Records supplied —
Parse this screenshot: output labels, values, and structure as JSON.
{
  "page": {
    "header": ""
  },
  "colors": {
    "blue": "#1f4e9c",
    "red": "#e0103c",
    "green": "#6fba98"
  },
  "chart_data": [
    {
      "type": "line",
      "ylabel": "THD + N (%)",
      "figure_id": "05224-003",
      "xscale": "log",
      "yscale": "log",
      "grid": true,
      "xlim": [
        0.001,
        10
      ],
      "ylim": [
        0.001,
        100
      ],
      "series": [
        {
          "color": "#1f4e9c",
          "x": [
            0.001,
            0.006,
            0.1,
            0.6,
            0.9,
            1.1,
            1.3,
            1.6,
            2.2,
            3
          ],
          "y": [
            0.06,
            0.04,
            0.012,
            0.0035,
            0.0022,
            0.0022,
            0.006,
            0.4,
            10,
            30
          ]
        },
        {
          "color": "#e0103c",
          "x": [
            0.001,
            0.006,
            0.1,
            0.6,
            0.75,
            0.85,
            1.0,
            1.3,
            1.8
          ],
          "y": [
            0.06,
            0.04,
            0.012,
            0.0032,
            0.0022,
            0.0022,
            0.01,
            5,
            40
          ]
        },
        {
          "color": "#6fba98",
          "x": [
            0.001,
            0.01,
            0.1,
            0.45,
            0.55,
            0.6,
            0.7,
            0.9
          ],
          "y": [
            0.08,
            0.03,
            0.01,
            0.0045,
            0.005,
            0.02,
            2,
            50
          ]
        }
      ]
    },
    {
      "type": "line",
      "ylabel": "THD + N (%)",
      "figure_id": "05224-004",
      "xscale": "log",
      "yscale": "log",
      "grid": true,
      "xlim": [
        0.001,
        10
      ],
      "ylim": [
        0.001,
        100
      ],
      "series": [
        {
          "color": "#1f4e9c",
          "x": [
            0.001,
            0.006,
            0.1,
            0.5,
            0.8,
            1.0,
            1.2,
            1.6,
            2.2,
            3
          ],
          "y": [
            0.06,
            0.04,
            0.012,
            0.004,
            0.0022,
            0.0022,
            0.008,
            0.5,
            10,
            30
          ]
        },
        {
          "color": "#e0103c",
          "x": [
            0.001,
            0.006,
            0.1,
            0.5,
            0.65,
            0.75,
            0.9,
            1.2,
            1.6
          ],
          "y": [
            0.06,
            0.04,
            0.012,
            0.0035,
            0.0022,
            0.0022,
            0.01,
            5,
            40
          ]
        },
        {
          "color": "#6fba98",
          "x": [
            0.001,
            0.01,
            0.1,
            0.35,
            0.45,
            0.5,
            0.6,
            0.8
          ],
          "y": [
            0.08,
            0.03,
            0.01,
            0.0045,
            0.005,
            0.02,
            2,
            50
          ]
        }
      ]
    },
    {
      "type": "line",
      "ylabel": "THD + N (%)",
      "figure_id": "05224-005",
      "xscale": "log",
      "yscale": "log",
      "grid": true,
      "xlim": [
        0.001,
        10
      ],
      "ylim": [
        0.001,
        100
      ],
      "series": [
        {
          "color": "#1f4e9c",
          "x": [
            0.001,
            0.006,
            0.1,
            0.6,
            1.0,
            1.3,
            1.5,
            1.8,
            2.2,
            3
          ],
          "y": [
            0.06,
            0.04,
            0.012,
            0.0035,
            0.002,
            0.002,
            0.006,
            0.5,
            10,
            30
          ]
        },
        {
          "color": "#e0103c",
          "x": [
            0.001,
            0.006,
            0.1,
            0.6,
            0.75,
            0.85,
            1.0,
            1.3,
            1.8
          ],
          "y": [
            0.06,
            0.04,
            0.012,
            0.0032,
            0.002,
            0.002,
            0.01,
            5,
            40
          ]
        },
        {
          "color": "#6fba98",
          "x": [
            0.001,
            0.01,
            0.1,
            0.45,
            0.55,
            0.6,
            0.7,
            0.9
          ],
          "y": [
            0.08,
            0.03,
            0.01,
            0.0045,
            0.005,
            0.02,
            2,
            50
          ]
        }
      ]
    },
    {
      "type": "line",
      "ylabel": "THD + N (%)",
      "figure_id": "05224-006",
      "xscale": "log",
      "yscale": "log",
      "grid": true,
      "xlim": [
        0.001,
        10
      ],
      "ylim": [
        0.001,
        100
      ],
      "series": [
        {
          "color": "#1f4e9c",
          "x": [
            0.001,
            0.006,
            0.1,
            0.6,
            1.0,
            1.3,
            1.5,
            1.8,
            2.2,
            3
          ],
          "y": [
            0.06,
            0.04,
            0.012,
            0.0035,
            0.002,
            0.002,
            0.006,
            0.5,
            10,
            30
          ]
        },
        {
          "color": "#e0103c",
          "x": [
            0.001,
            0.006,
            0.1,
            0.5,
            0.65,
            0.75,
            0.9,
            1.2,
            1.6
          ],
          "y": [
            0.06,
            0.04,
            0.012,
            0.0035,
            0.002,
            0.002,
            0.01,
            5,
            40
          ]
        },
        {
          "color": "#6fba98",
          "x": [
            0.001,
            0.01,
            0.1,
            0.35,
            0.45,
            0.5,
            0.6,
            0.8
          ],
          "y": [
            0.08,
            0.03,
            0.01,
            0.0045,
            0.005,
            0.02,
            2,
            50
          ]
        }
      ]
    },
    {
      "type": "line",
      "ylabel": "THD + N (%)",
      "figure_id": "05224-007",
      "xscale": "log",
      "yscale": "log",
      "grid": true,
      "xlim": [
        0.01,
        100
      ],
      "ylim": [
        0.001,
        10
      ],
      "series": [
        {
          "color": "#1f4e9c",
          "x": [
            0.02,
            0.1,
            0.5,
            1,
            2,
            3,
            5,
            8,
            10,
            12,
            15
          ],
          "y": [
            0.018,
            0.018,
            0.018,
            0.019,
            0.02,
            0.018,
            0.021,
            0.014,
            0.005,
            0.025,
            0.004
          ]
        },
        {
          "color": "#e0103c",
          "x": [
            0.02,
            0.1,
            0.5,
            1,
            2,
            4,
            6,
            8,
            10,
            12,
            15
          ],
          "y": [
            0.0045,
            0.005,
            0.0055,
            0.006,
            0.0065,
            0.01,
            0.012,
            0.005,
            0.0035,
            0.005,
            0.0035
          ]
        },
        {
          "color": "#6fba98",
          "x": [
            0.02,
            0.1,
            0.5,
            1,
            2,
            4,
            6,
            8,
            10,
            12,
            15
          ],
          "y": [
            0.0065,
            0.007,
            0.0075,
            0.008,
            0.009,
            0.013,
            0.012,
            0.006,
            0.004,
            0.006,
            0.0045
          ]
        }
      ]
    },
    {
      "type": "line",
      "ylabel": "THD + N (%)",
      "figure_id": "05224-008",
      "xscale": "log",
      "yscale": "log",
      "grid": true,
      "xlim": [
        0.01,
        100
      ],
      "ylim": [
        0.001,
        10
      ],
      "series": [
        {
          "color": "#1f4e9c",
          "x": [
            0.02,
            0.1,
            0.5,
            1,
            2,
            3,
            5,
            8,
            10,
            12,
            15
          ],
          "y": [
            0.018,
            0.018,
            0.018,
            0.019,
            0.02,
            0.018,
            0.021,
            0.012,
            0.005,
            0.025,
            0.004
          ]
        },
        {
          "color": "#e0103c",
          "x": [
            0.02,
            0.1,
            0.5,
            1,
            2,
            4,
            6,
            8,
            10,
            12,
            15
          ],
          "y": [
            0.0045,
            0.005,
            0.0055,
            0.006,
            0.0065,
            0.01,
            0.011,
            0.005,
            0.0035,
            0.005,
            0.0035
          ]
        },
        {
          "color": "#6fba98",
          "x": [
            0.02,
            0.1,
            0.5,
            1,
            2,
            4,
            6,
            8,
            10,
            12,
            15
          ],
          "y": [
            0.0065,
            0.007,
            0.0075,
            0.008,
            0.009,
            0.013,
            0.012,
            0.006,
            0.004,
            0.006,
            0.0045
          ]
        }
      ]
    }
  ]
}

Required work — Set down the material above again, word for word.

In response —
Parse this screenshot: output labels, values, and structure as JSON.
{
  "page": {
    "header": ""
  },
  "colors": {
    "blue": "#1f4e9c",
    "red": "#e0103c",
    "green": "#6fba98"
  },
  "chart_data": [
    {
      "type": "line",
      "ylabel": "THD + N (%)",
      "figure_id": "05224-003",
      "xscale": "log",
      "yscale": "log",
      "grid": true,
      "xlim": [
        0.001,
        10
      ],
      "ylim": [
        0.001,
        100
      ],
      "series": [
        {
          "color": "#1f4e9c",
          "x": [
            0.001,
            0.006,
            0.1,
            0.6,
            0.9,
            1.1,
            1.3,
            1.6,
            2.2,
            3
          ],
          "y": [
            0.06,
            0.04,
            0.012,
            0.0035,
            0.0022,
            0.0022,
            0.006,
            0.4,
            10,
            30
          ]
        },
        {
          "color": "#e0103c",
          "x": [
            0.001,
            0.006,
            0.1,
            0.6,
            0.75,
            0.85,
            1.0,
            1.3,
            1.8
          ],
          "y": [
            0.06,
            0.04,
            0.012,
            0.0032,
            0.0022,
            0.0022,
            0.01,
            5,
            40
          ]
        },
        {
          "color": "#6fba98",
          "x": [
            0.001,
            0.01,
            0.1,
            0.45,
            0.55,
            0.6,
            0.7,
            0.9
          ],
          "y": [
            0.08,
            0.03,
            0.01,
            0.0045,
            0.005,
            0.02,
            2,
            50
          ]
        }
      ]
    },
    {
      "type": "line",
      "ylabel": "THD + N (%)",
      "figure_id": "05224-004",
      "xscale": "log",
      "yscale": "log",
      "grid": true,
      "xlim": [
        0.001,
        10
      ],
      "ylim": [
        0.001,
        100
      ],
      "series": [
        {
          "color": "#1f4e9c",
          "x": [
            0.001,
            0.006,
            0.1,
            0.5,
            0.8,
            1.0,
            1.2,
            1.6,
            2.2,
            3
          ],
          "y": [
            0.06,
            0.04,
            0.012,
            0.004,
            0.0022,
            0.0022,
            0.008,
            0.5,
            10,
            30
          ]
        },
        {
          "color": "#e0103c",
          "x": [
            0.001,
            0.006,
            0.1,
            0.5,
            0.65,
            0.75,
            0.9,
            1.2,
            1.6
          ],
          "y": [
            0.06,
            0.04,
            0.012,
            0.0035,
            0.0022,
            0.0022,
            0.01,
            5,
            40
          ]
        },
        {
          "color": "#6fba98",
          "x": [
            0.001,
            0.01,
            0.1,
            0.35,
            0.45,
            0.5,
            0.6,
            0.8
          ],
          "y": [
            0.08,
            0.03,
            0.01,
            0.0045,
            0.005,
            0.02,
            2,
            50
          ]
        }
      ]
    },
    {
      "type": "line",
      "ylabel": "THD + N (%)",
      "figure_id": "05224-005",
      "xscale": "log",
      "yscale": "log",
      "grid": true,
      "xlim": [
        0.001,
        10
      ],
      "ylim": [
        0.001,
        100
      ],
      "series": [
        {
          "color": "#1f4e9c",
          "x": [
            0.001,
            0.006,
            0.1,
            0.6,
            1.0,
            1.3,
            1.5,
            1.8,
            2.2,
            3
          ],
          "y": [
            0.06,
            0.04,
            0.012,
            0.0035,
            0.002,
            0.002,
            0.006,
            0.5,
            10,
            30
          ]
        },
        {
          "color": "#e0103c",
          "x": [
            0.001,
            0.006,
            0.1,
            0.6,
            0.75,
            0.85,
            1.0,
            1.3,
            1.8
          ],
          "y": [
            0.06,
            0.04,
            0.012,
            0.0032,
            0.002,
            0.002,
            0.01,
            5,
            40
          ]
        },
        {
          "color": "#6fba98",
          "x": [
            0.001,
            0.01,
            0.1,
            0.45,
            0.55,
            0.6,
            0.7,
            0.9
          ],
          "y": [
            0.08,
            0.03,
            0.01,
            0.0045,
            0.005,
            0.02,
            2,
            50
          ]
        }
      ]
    },
    {
      "type": "line",
      "ylabel": "THD + N (%)",
      "figure_id": "05224-006",
      "xscale": "log",
      "yscale": "log",
      "grid": true,
      "xlim": [
        0.001,
        10
      ],
      "ylim": [
        0.001,
        100
      ],
      "series": [
        {
          "color": "#1f4e9c",
          "x": [
            0.001,
            0.006,
            0.1,
            0.6,
            1.0,
            1.3,
            1.5,
            1.8,
            2.2,
            3
          ],
          "y": [
            0.06,
            0.04,
            0.012,
            0.0035,
            0.002,
            0.002,
            0.006,
            0.5,
            10,
            30
          ]
        },
        {
          "color": "#e0103c",
          "x": [
            0.001,
            0.006,
            0.1,
            0.5,
            0.65,
            0.75,
            0.9,
            1.2,
            1.6
          ],
          "y": [
            0.06,
            0.04,
            0.012,
            0.0035,
            0.002,
            0.002,
            0.01,
            5,
            40
          ]
        },
        {
          "color": "#6fba98",
          "x": [
            0.001,
            0.01,
            0.1,
            0.35,
            0.45,
            0.5,
            0.6,
            0.8
          ],
          "y": [
            0.08,
            0.03,
            0.01,
            0.0045,
            0.005,
            0.02,
            2,
            50
          ]
        }
      ]
    },
    {
      "type": "line",
      "ylabel": "THD + N (%)",
      "figure_id": "05224-007",
      "xscale": "log",
      "yscale": "log",
      "grid": true,
      "xlim": [
        0.01,
        100
      ],
      "ylim": [
        0.001,
        10
      ],
      "series": [
        {
          "color": "#1f4e9c",
          "x": [
            0.02,
            0.1,
            0.5,
            1,
            2,
            3,
            5,
            8,
            10,
            12,
            15
          ],
          "y": [
            0.018,
            0.018,
            0.018,
            0.019,
            0.02,
            0.018,
            0.021,
            0.014,
            0.005,
            0.025,
            0.004
          ]
        },
        {
          "color": "#e0103c",
          "x": [
            0.02,
            0.1,
            0.5,
            1,
            2,
            4,
            6,
            8,
            10,
            12,
            15
          ],
          "y": [
            0.0045,
            0.005,
            0.0055,
            0.006,
            0.0065,
            0.01,
            0.012,
            0.005,
            0.0035,
            0.005,
            0.0035
          ]
        },
        {
          "color": "#6fba98",
          "x": [
            0.02,
            0.1,
            0.5,
            1,
            2,
            4,
            6,
            8,
            10,
            12,
            15
          ],
          "y": [
            0.0065,
            0.007,
            0.0075,
            0.008,
            0.009,
            0.013,
            0.012,
            0.006,
            0.004,
            0.006,
            0.0045
          ]
        }
      ]
    },
    {
      "type": "line",
      "ylabel": "THD + N (%)",
      "figure_id": "05224-008",
      "xscale": "log",
      "yscale": "log",
      "grid": true,
      "xlim": [
        0.01,
        100
      ],
      "ylim": [
        0.001,
        10
      ],
      "series": [
        {
          "color": "#1f4e9c",
          "x": [
            0.02,
            0.1,
            0.5,
            1,
            2,
            3,
            5,
            8,
            10,
            12,
            15
          ],
          "y": [
            0.018,
            0.018,
            0.018,
            0.019,
            0.02,
            0.018,
            0.021,
            0.012,
            0.005,
            0.025,
            0.004
          ]
        },
        {
          "color": "#e0103c",
          "x": [
            0.02,
            0.1,
            0.5,
            1,
            2,
            4,
            6,
            8,
            10,
            12,
            15
          ],
          "y": [
            0.0045,
            0.005,
            0.0055,
            0.006,
            0.0065,
            0.01,
            0.011,
            0.005,
            0.0035,
            0.005,
            0.0035
          ]
        },
        {
          "color": "#6fba98",
          "x": [
            0.02,
            0.1,
            0.5,
            1,
            2,
            4,
            6,
            8,
            10,
            12,
            15
          ],
          "y": [
            0.0065,
            0.007,
            0.0075,
            0.008,
            0.009,
            0.013,
            0.012,
            0.006,
            0.004,
            0.006,
            0.0045
          ]
        }
      ]
    }
  ]
}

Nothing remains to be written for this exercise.